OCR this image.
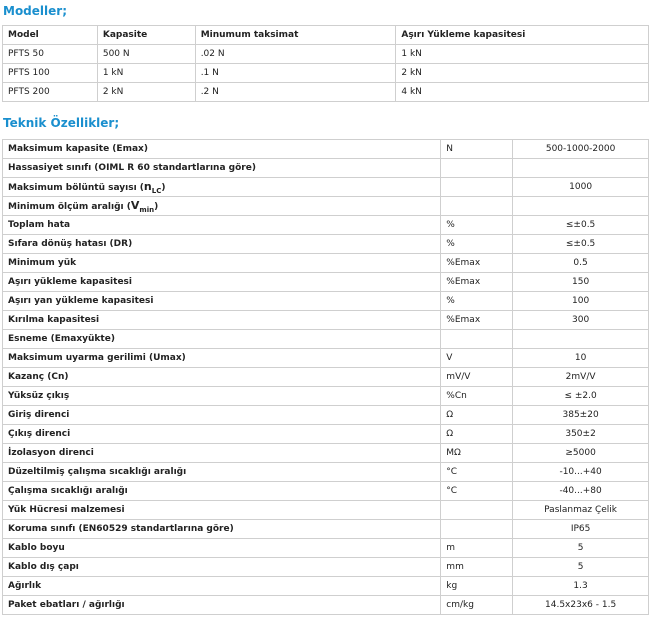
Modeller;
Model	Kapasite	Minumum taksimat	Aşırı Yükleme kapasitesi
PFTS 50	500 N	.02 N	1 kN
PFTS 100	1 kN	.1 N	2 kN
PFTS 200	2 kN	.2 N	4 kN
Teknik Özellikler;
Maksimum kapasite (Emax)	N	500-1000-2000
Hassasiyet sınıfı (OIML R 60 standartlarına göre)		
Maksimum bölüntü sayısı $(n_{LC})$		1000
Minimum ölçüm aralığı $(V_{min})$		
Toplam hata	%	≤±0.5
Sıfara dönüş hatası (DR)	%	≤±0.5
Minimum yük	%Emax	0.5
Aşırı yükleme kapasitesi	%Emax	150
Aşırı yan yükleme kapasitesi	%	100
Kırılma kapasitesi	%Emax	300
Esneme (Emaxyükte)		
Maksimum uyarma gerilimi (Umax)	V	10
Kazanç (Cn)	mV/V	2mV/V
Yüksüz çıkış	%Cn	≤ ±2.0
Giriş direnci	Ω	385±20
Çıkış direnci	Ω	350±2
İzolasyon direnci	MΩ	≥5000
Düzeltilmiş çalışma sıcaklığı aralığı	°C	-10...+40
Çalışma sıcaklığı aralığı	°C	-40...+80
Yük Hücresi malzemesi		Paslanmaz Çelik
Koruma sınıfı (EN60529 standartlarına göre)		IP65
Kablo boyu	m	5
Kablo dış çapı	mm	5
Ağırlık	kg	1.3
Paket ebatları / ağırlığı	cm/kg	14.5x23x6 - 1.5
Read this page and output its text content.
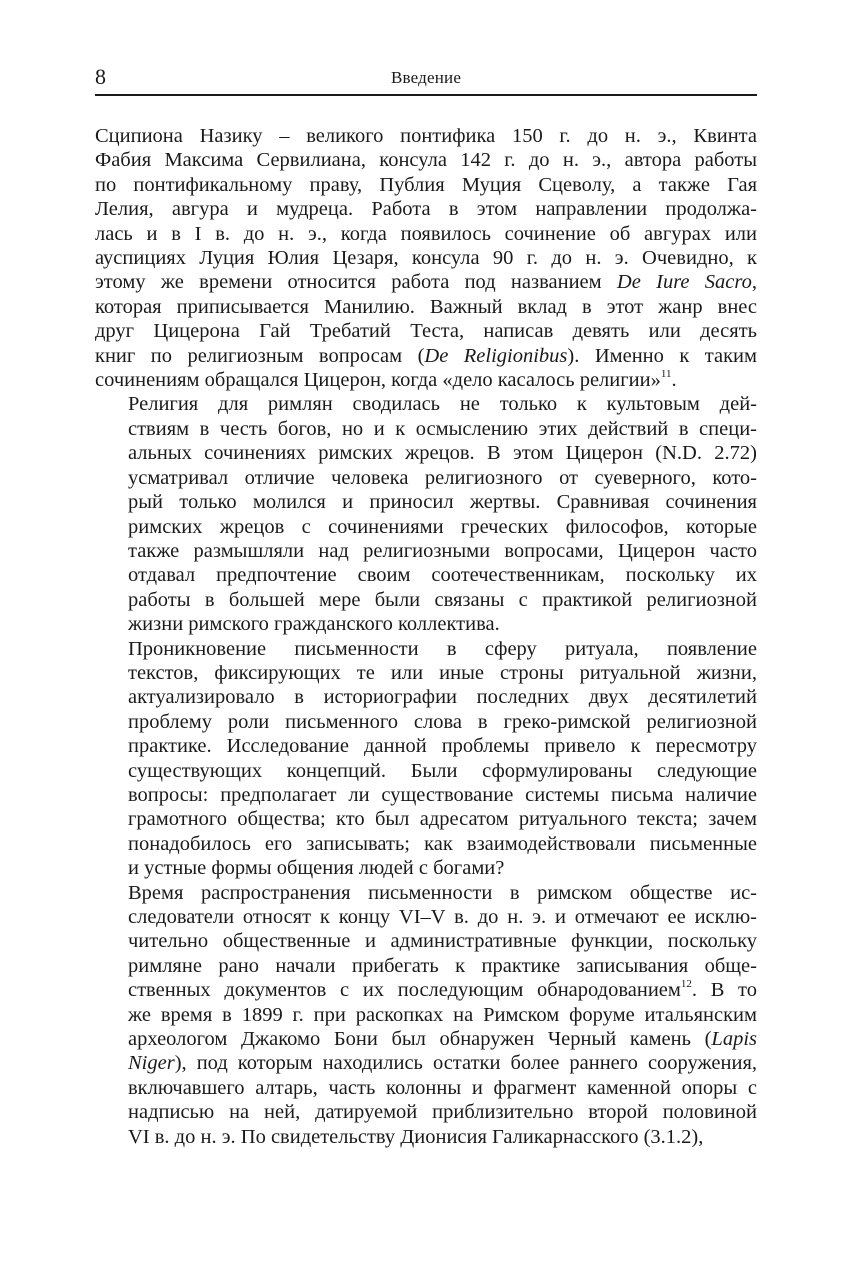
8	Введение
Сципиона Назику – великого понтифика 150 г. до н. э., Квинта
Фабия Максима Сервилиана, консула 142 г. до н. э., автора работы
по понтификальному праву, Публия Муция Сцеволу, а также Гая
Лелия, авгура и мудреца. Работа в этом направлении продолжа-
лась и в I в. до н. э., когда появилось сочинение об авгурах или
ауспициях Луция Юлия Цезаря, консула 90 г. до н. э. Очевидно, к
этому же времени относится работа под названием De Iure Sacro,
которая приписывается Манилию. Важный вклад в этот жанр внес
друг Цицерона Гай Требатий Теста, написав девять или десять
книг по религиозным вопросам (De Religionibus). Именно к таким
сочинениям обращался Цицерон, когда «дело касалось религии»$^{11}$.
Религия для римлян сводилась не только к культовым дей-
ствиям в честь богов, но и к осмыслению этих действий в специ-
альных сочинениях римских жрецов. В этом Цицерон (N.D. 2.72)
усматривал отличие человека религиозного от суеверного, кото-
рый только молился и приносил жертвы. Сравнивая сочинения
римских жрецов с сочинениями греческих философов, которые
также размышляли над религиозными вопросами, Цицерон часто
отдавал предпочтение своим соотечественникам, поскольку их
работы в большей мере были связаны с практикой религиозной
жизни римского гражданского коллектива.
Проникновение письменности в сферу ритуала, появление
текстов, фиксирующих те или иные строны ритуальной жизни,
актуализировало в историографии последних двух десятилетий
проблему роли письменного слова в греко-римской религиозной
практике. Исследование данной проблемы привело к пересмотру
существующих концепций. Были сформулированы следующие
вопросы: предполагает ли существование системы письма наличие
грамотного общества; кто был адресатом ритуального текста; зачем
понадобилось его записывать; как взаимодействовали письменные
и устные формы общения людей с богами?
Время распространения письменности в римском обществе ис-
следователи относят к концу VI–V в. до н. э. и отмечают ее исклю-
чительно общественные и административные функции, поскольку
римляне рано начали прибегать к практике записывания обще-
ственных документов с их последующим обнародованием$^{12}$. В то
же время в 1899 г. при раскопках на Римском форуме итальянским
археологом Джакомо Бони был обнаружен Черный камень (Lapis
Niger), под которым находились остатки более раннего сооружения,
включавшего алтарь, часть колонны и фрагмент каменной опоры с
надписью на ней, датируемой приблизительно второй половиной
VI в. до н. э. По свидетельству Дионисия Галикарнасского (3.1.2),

◆ EXERCISE DESCRIPTION ◆
Repeat the records above exactly, omitting every picture.

◆ WRITTEN SOLUTION ◆
OCR this image.
Modeller;
Model	Kapasite	Minumum taksimat	Aşırı Yükleme kapasitesi
PFTS 50	500 N	.02 N	1 kN
PFTS 100	1 kN	.1 N	2 kN
PFTS 200	2 kN	.2 N	4 kN
Teknik Özellikler;
Maksimum kapasite (Emax)	N	500-1000-2000
Hassasiyet sınıfı (OIML R 60 standartlarına göre)		
Maksimum bölüntü sayısı $(n_{LC})$		1000
Minimum ölçüm aralığı $(V_{min})$		
Toplam hata	%	≤±0.5
Sıfara dönüş hatası (DR)	%	≤±0.5
Minimum yük	%Emax	0.5
Aşırı yükleme kapasitesi	%Emax	150
Aşırı yan yükleme kapasitesi	%	100
Kırılma kapasitesi	%Emax	300
Esneme (Emaxyükte)		
Maksimum uyarma gerilimi (Umax)	V	10
Kazanç (Cn)	mV/V	2mV/V
Yüksüz çıkış	%Cn	≤ ±2.0
Giriş direnci	Ω	385±20
Çıkış direnci	Ω	350±2
İzolasyon direnci	MΩ	≥5000
Düzeltilmiş çalışma sıcaklığı aralığı	°C	-10...+40
Çalışma sıcaklığı aralığı	°C	-40...+80
Yük Hücresi malzemesi		Paslanmaz Çelik
Koruma sınıfı (EN60529 standartlarına göre)		IP65
Kablo boyu	m	5
Kablo dış çapı	mm	5
Ağırlık	kg	1.3
Paket ebatları / ağırlığı	cm/kg	14.5x23x6 - 1.5
Read this page and output its text content.
8	Введение
Сципиона Назику – великого понтифика 150 г. до н. э., Квинта
Фабия Максима Сервилиана, консула 142 г. до н. э., автора работы
по понтификальному праву, Публия Муция Сцеволу, а также Гая
Лелия, авгура и мудреца. Работа в этом направлении продолжа-
лась и в I в. до н. э., когда появилось сочинение об авгурах или
ауспициях Луция Юлия Цезаря, консула 90 г. до н. э. Очевидно, к
этому же времени относится работа под названием De Iure Sacro,
которая приписывается Манилию. Важный вклад в этот жанр внес
друг Цицерона Гай Требатий Теста, написав девять или десять
книг по религиозным вопросам (De Religionibus). Именно к таким
сочинениям обращался Цицерон, когда «дело касалось религии»$^{11}$.
Религия для римлян сводилась не только к культовым дей-
ствиям в честь богов, но и к осмыслению этих действий в специ-
альных сочинениях римских жрецов. В этом Цицерон (N.D. 2.72)
усматривал отличие человека религиозного от суеверного, кото-
рый только молился и приносил жертвы. Сравнивая сочинения
римских жрецов с сочинениями греческих философов, которые
также размышляли над религиозными вопросами, Цицерон часто
отдавал предпочтение своим соотечественникам, поскольку их
работы в большей мере были связаны с практикой религиозной
жизни римского гражданского коллектива.
Проникновение письменности в сферу ритуала, появление
текстов, фиксирующих те или иные строны ритуальной жизни,
актуализировало в историографии последних двух десятилетий
проблему роли письменного слова в греко-римской религиозной
практике. Исследование данной проблемы привело к пересмотру
существующих концепций. Были сформулированы следующие
вопросы: предполагает ли существование системы письма наличие
грамотного общества; кто был адресатом ритуального текста; зачем
понадобилось его записывать; как взаимодействовали письменные
и устные формы общения людей с богами?
Время распространения письменности в римском обществе ис-
следователи относят к концу VI–V в. до н. э. и отмечают ее исклю-
чительно общественные и административные функции, поскольку
римляне рано начали прибегать к практике записывания обще-
ственных документов с их последующим обнародованием$^{12}$. В то
же время в 1899 г. при раскопках на Римском форуме итальянским
археологом Джакомо Бони был обнаружен Черный камень (Lapis
Niger), под которым находились остатки более раннего сооружения,
включавшего алтарь, часть колонны и фрагмент каменной опоры с
надписью на ней, датируемой приблизительно второй половиной
VI в. до н. э. По свидетельству Дионисия Галикарнасского (3.1.2),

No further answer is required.